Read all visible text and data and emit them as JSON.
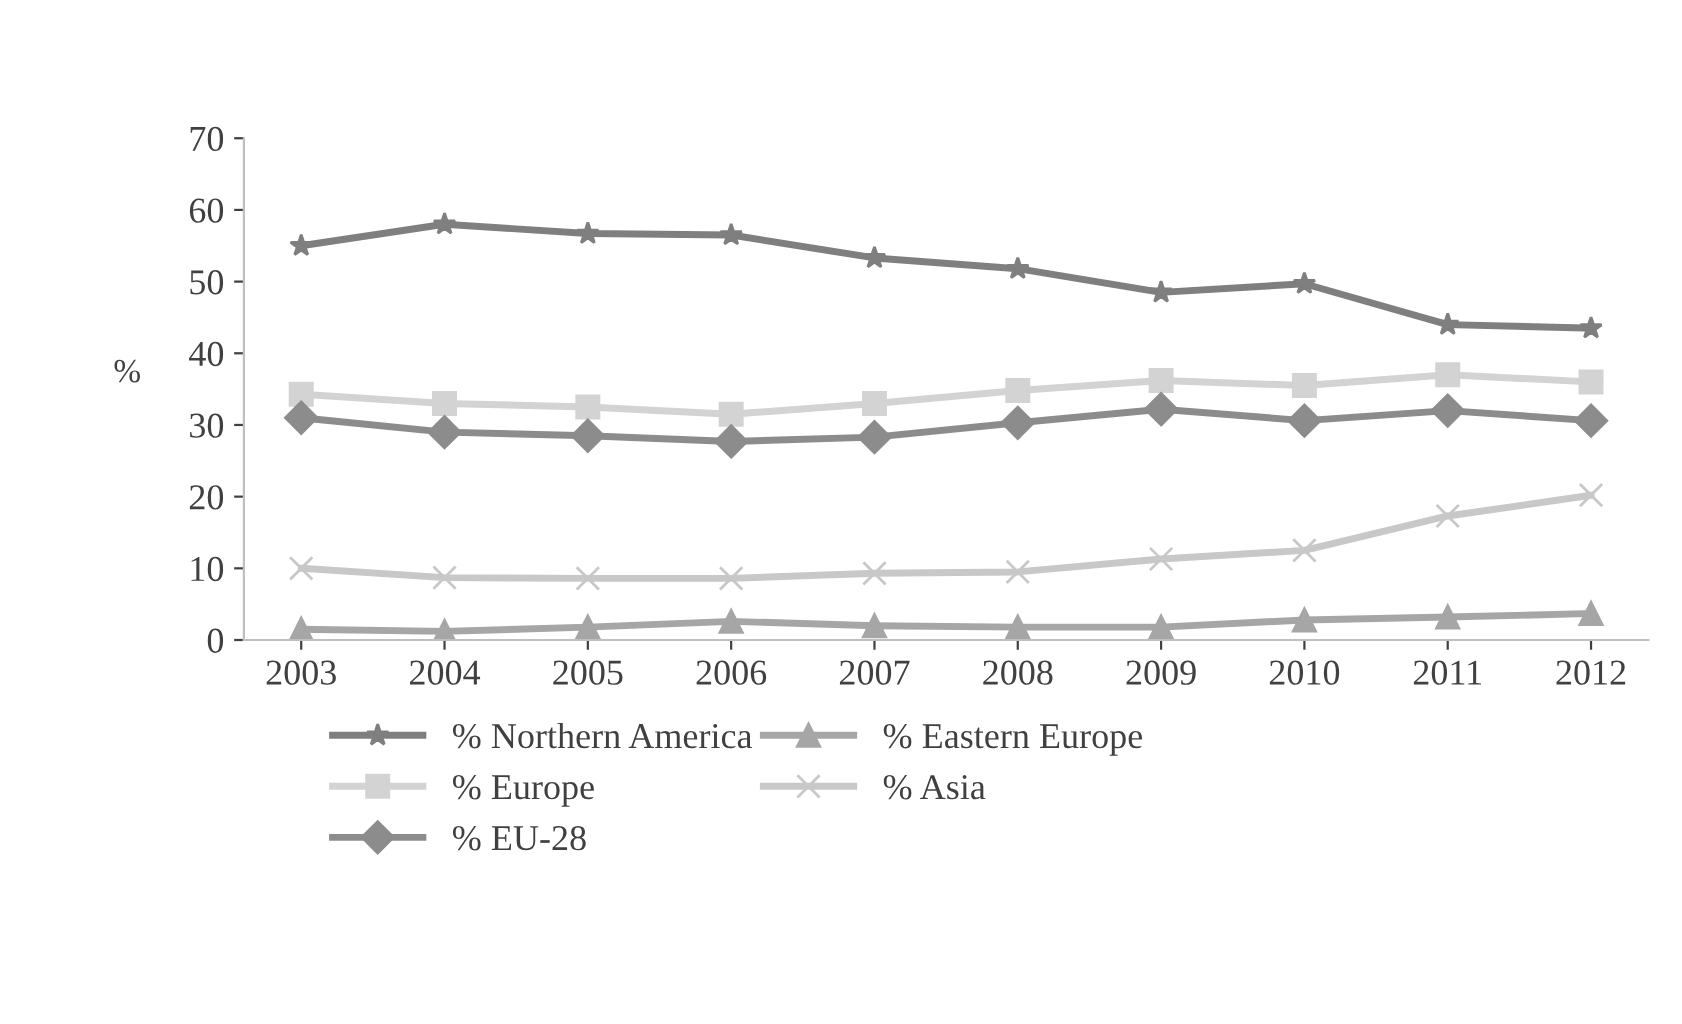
{
  "chart_data": {
    "type": "line",
    "ylabel": "%",
    "categories": [
      "2003",
      "2004",
      "2005",
      "2006",
      "2007",
      "2008",
      "2009",
      "2010",
      "2011",
      "2012"
    ],
    "ylim": [
      0,
      70
    ],
    "yticks": [
      0,
      10,
      20,
      30,
      40,
      50,
      60,
      70
    ],
    "grid": false,
    "legend": "bottom",
    "series": [
      {
        "name": "% Northern America",
        "color": "#7f7f7f",
        "marker": "star",
        "values": [
          55,
          58,
          56.7,
          56.5,
          53.3,
          51.8,
          48.5,
          49.7,
          44,
          43.5
        ]
      },
      {
        "name": "% Europe",
        "color": "#d3d3d3",
        "marker": "square",
        "values": [
          34.3,
          33,
          32.5,
          31.5,
          33,
          34.8,
          36.2,
          35.5,
          37,
          36
        ]
      },
      {
        "name": "% EU-28",
        "color": "#8c8c8c",
        "marker": "diamond",
        "values": [
          31,
          29,
          28.5,
          27.7,
          28.3,
          30.3,
          32.2,
          30.6,
          32,
          30.6
        ]
      },
      {
        "name": "% Eastern Europe",
        "color": "#a6a6a6",
        "marker": "triangle",
        "values": [
          1.5,
          1.2,
          1.8,
          2.6,
          2,
          1.8,
          1.8,
          2.8,
          3.2,
          3.7
        ]
      },
      {
        "name": "% Asia",
        "color": "#c8c8c8",
        "marker": "cross",
        "values": [
          10,
          8.7,
          8.6,
          8.6,
          9.3,
          9.5,
          11.3,
          12.5,
          17.3,
          20.2
        ]
      }
    ]
  }
}
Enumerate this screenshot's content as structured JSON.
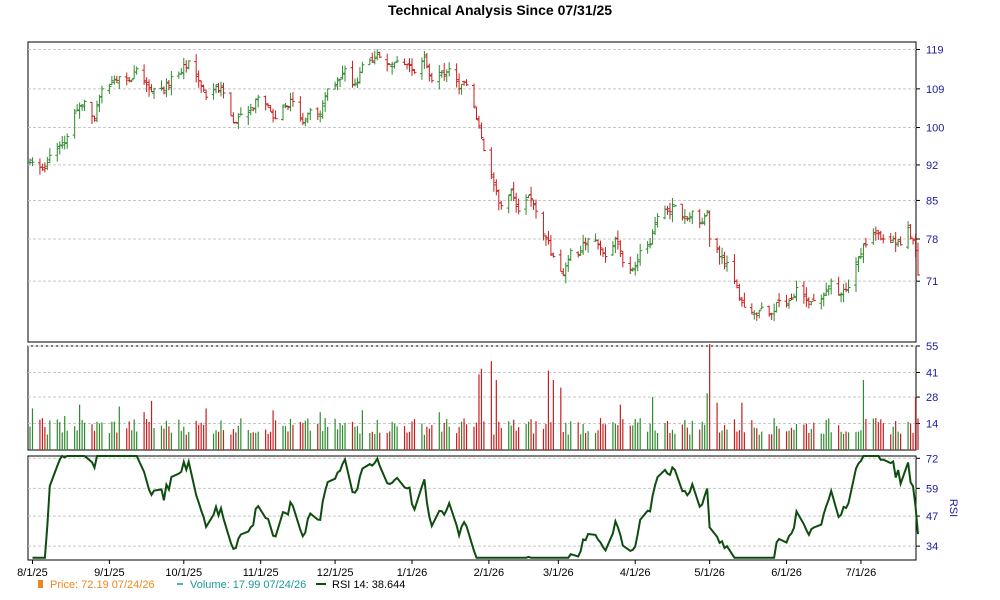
{
  "chart_data": {
    "title": "Technical Analysis Since 07/31/25",
    "colors": {
      "up": "#2e8b2e",
      "down": "#c81e1e",
      "rsi": "#0f4d0f",
      "axis_text": "#1a1aa0",
      "legend_price": "#f0861e",
      "legend_volume": "#1a9a9a",
      "grid": "#c8c8c8"
    },
    "price_panel": {
      "type": "ohlc",
      "y_scale": "log",
      "ylim": [
        62,
        121
      ],
      "ticks": [
        71,
        78,
        85,
        92,
        100,
        109,
        119
      ],
      "anchors": [
        [
          "2025-07-31",
          93
        ],
        [
          "2025-08-05",
          91
        ],
        [
          "2025-08-08",
          94
        ],
        [
          "2025-08-12",
          96
        ],
        [
          "2025-08-15",
          98
        ],
        [
          "2025-08-19",
          104
        ],
        [
          "2025-08-22",
          106
        ],
        [
          "2025-08-26",
          102
        ],
        [
          "2025-08-29",
          109
        ],
        [
          "2025-09-02",
          111
        ],
        [
          "2025-09-05",
          112
        ],
        [
          "2025-09-09",
          111
        ],
        [
          "2025-09-12",
          114
        ],
        [
          "2025-09-16",
          110
        ],
        [
          "2025-09-19",
          109
        ],
        [
          "2025-09-23",
          108
        ],
        [
          "2025-09-26",
          112
        ],
        [
          "2025-09-30",
          113
        ],
        [
          "2025-10-03",
          116
        ],
        [
          "2025-10-07",
          111
        ],
        [
          "2025-10-10",
          107
        ],
        [
          "2025-10-14",
          110
        ],
        [
          "2025-10-17",
          108
        ],
        [
          "2025-10-21",
          101
        ],
        [
          "2025-10-24",
          103
        ],
        [
          "2025-10-28",
          104
        ],
        [
          "2025-10-31",
          107
        ],
        [
          "2025-11-04",
          105
        ],
        [
          "2025-11-07",
          102
        ],
        [
          "2025-11-11",
          105
        ],
        [
          "2025-11-14",
          106
        ],
        [
          "2025-11-18",
          101
        ],
        [
          "2025-11-21",
          104
        ],
        [
          "2025-11-25",
          103
        ],
        [
          "2025-11-28",
          109
        ],
        [
          "2025-12-02",
          111
        ],
        [
          "2025-12-05",
          114
        ],
        [
          "2025-12-09",
          110
        ],
        [
          "2025-12-12",
          115
        ],
        [
          "2025-12-16",
          116
        ],
        [
          "2025-12-19",
          117
        ],
        [
          "2025-12-23",
          115
        ],
        [
          "2025-12-26",
          116
        ],
        [
          "2025-12-30",
          115
        ],
        [
          "2026-01-02",
          113
        ],
        [
          "2026-01-06",
          117
        ],
        [
          "2026-01-09",
          111
        ],
        [
          "2026-01-13",
          113
        ],
        [
          "2026-01-16",
          114
        ],
        [
          "2026-01-20",
          109
        ],
        [
          "2026-01-23",
          110
        ],
        [
          "2026-01-27",
          102
        ],
        [
          "2026-01-30",
          95
        ],
        [
          "2026-02-03",
          88
        ],
        [
          "2026-02-06",
          84
        ],
        [
          "2026-02-10",
          87
        ],
        [
          "2026-02-13",
          83
        ],
        [
          "2026-02-17",
          86
        ],
        [
          "2026-02-20",
          83
        ],
        [
          "2026-02-24",
          78
        ],
        [
          "2026-02-27",
          75
        ],
        [
          "2026-03-03",
          72
        ],
        [
          "2026-03-06",
          76
        ],
        [
          "2026-03-10",
          76
        ],
        [
          "2026-03-13",
          78
        ],
        [
          "2026-03-17",
          77
        ],
        [
          "2026-03-20",
          75
        ],
        [
          "2026-03-24",
          78
        ],
        [
          "2026-03-27",
          74
        ],
        [
          "2026-03-31",
          73
        ],
        [
          "2026-04-03",
          76
        ],
        [
          "2026-04-07",
          77
        ],
        [
          "2026-04-10",
          82
        ],
        [
          "2026-04-14",
          83
        ],
        [
          "2026-04-17",
          84
        ],
        [
          "2026-04-21",
          82
        ],
        [
          "2026-04-24",
          83
        ],
        [
          "2026-04-28",
          81
        ],
        [
          "2026-04-30",
          83
        ],
        [
          "2026-05-01",
          78
        ],
        [
          "2026-05-05",
          75
        ],
        [
          "2026-05-08",
          74
        ],
        [
          "2026-05-12",
          70
        ],
        [
          "2026-05-15",
          67
        ],
        [
          "2026-05-19",
          66
        ],
        [
          "2026-05-22",
          67
        ],
        [
          "2026-05-26",
          66
        ],
        [
          "2026-05-29",
          68
        ],
        [
          "2026-06-02",
          68
        ],
        [
          "2026-06-05",
          70
        ],
        [
          "2026-06-09",
          68
        ],
        [
          "2026-06-12",
          68
        ],
        [
          "2026-06-16",
          69
        ],
        [
          "2026-06-19",
          71
        ],
        [
          "2026-06-23",
          69
        ],
        [
          "2026-06-26",
          70
        ],
        [
          "2026-06-30",
          75
        ],
        [
          "2026-07-03",
          77
        ],
        [
          "2026-07-07",
          79
        ],
        [
          "2026-07-10",
          78
        ],
        [
          "2026-07-14",
          78
        ],
        [
          "2026-07-17",
          77
        ],
        [
          "2026-07-20",
          80
        ],
        [
          "2026-07-22",
          78
        ],
        [
          "2026-07-23",
          76
        ],
        [
          "2026-07-24",
          72
        ]
      ]
    },
    "volume_panel": {
      "type": "bar",
      "ylim": [
        0,
        55
      ],
      "ticks": [
        14,
        28,
        41,
        55
      ],
      "spikes": [
        [
          "2025-08-01",
          22
        ],
        [
          "2025-08-14",
          18
        ],
        [
          "2025-08-20",
          24
        ],
        [
          "2025-09-05",
          23
        ],
        [
          "2025-09-15",
          20
        ],
        [
          "2025-09-18",
          26
        ],
        [
          "2025-10-10",
          22
        ],
        [
          "2025-11-06",
          21
        ],
        [
          "2025-11-25",
          20
        ],
        [
          "2025-12-12",
          21
        ],
        [
          "2026-01-12",
          20
        ],
        [
          "2026-01-28",
          40
        ],
        [
          "2026-01-29",
          43
        ],
        [
          "2026-02-02",
          47
        ],
        [
          "2026-02-04",
          37
        ],
        [
          "2026-02-25",
          42
        ],
        [
          "2026-02-27",
          37
        ],
        [
          "2026-03-02",
          33
        ],
        [
          "2026-03-26",
          24
        ],
        [
          "2026-04-08",
          28
        ],
        [
          "2026-04-30",
          30
        ],
        [
          "2026-05-01",
          56
        ],
        [
          "2026-05-04",
          25
        ],
        [
          "2026-05-14",
          25
        ],
        [
          "2026-07-02",
          37
        ],
        [
          "2026-07-23",
          28
        ]
      ]
    },
    "rsi_panel": {
      "type": "line",
      "label": "RSI",
      "ylim": [
        28,
        73
      ],
      "ticks": [
        34,
        47,
        59,
        72
      ]
    },
    "x_axis": {
      "start": "2025-07-31",
      "end": "2026-07-24",
      "labels": [
        [
          "2025-08-01",
          "8/1/25"
        ],
        [
          "2025-09-01",
          "9/1/25"
        ],
        [
          "2025-10-01",
          "10/1/25"
        ],
        [
          "2025-11-01",
          "11/1/25"
        ],
        [
          "2025-12-01",
          "12/1/25"
        ],
        [
          "2026-01-01",
          "1/1/26"
        ],
        [
          "2026-02-01",
          "2/1/26"
        ],
        [
          "2026-03-01",
          "3/1/26"
        ],
        [
          "2026-04-01",
          "4/1/26"
        ],
        [
          "2026-05-01",
          "5/1/26"
        ],
        [
          "2026-06-01",
          "6/1/26"
        ],
        [
          "2026-07-01",
          "7/1/26"
        ]
      ]
    },
    "legend": {
      "price_label": "Price: 72.19  07/24/26",
      "volume_label": "Volume: 17.99  07/24/26",
      "rsi_label": "RSI 14: 38.644"
    }
  }
}
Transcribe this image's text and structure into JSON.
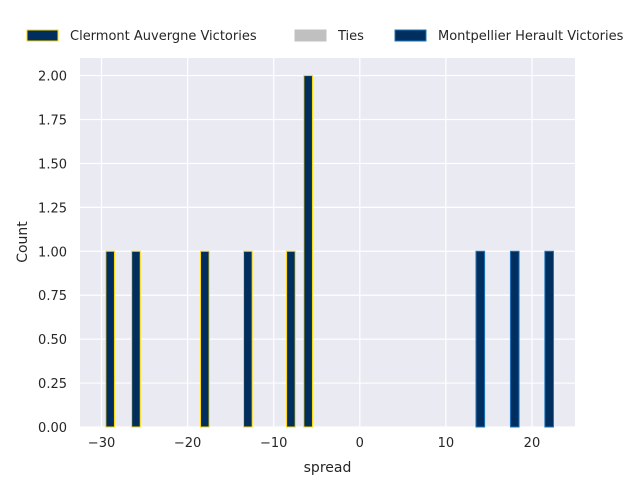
{
  "chart_data": {
    "type": "bar",
    "xlabel": "spread",
    "ylabel": "Count",
    "xlim": [
      -32.5,
      25
    ],
    "ylim": [
      0,
      2.1
    ],
    "x_ticks": [
      -30,
      -20,
      -10,
      0,
      10,
      20
    ],
    "x_tick_labels": [
      "−30",
      "−20",
      "−10",
      "0",
      "10",
      "20"
    ],
    "y_ticks": [
      0,
      0.25,
      0.5,
      0.75,
      1.0,
      1.25,
      1.5,
      1.75,
      2.0
    ],
    "y_tick_labels": [
      "0.00",
      "0.25",
      "0.50",
      "0.75",
      "1.00",
      "1.25",
      "1.50",
      "1.75",
      "2.00"
    ],
    "grid": true,
    "legend_position": "top",
    "bar_width": 1.0,
    "series": [
      {
        "name": "Clermont Auvergne Victories",
        "fill": "#002F5F",
        "edge": "#FFD700",
        "points": [
          {
            "x": -29,
            "count": 1
          },
          {
            "x": -26,
            "count": 1
          },
          {
            "x": -18,
            "count": 1
          },
          {
            "x": -13,
            "count": 1
          },
          {
            "x": -8,
            "count": 1
          },
          {
            "x": -6,
            "count": 2
          }
        ]
      },
      {
        "name": "Ties",
        "fill": "#C0C0C0",
        "edge": "#C0C0C0",
        "points": []
      },
      {
        "name": "Montpellier Herault Victories",
        "fill": "#002F5F",
        "edge": "#1C75BC",
        "points": [
          {
            "x": 14,
            "count": 1
          },
          {
            "x": 18,
            "count": 1
          },
          {
            "x": 22,
            "count": 1
          }
        ]
      }
    ],
    "plot_background": "#EAEAF2",
    "grid_color": "#FFFFFF"
  }
}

---------------

> [Written exercise]:
Above are the records. Copy exactly, and only, the lines from the line containing "Transcribe this image's" through the last one, omitting any pictures.

> [The response]:
Transcribe this image's text and structure into JSON.
{
  "chart_data": {
    "type": "bar",
    "xlabel": "spread",
    "ylabel": "Count",
    "xlim": [
      -32.5,
      25
    ],
    "ylim": [
      0,
      2.1
    ],
    "x_ticks": [
      -30,
      -20,
      -10,
      0,
      10,
      20
    ],
    "x_tick_labels": [
      "−30",
      "−20",
      "−10",
      "0",
      "10",
      "20"
    ],
    "y_ticks": [
      0,
      0.25,
      0.5,
      0.75,
      1.0,
      1.25,
      1.5,
      1.75,
      2.0
    ],
    "y_tick_labels": [
      "0.00",
      "0.25",
      "0.50",
      "0.75",
      "1.00",
      "1.25",
      "1.50",
      "1.75",
      "2.00"
    ],
    "grid": true,
    "legend_position": "top",
    "bar_width": 1.0,
    "series": [
      {
        "name": "Clermont Auvergne Victories",
        "fill": "#002F5F",
        "edge": "#FFD700",
        "points": [
          {
            "x": -29,
            "count": 1
          },
          {
            "x": -26,
            "count": 1
          },
          {
            "x": -18,
            "count": 1
          },
          {
            "x": -13,
            "count": 1
          },
          {
            "x": -8,
            "count": 1
          },
          {
            "x": -6,
            "count": 2
          }
        ]
      },
      {
        "name": "Ties",
        "fill": "#C0C0C0",
        "edge": "#C0C0C0",
        "points": []
      },
      {
        "name": "Montpellier Herault Victories",
        "fill": "#002F5F",
        "edge": "#1C75BC",
        "points": [
          {
            "x": 14,
            "count": 1
          },
          {
            "x": 18,
            "count": 1
          },
          {
            "x": 22,
            "count": 1
          }
        ]
      }
    ],
    "plot_background": "#EAEAF2",
    "grid_color": "#FFFFFF"
  }
}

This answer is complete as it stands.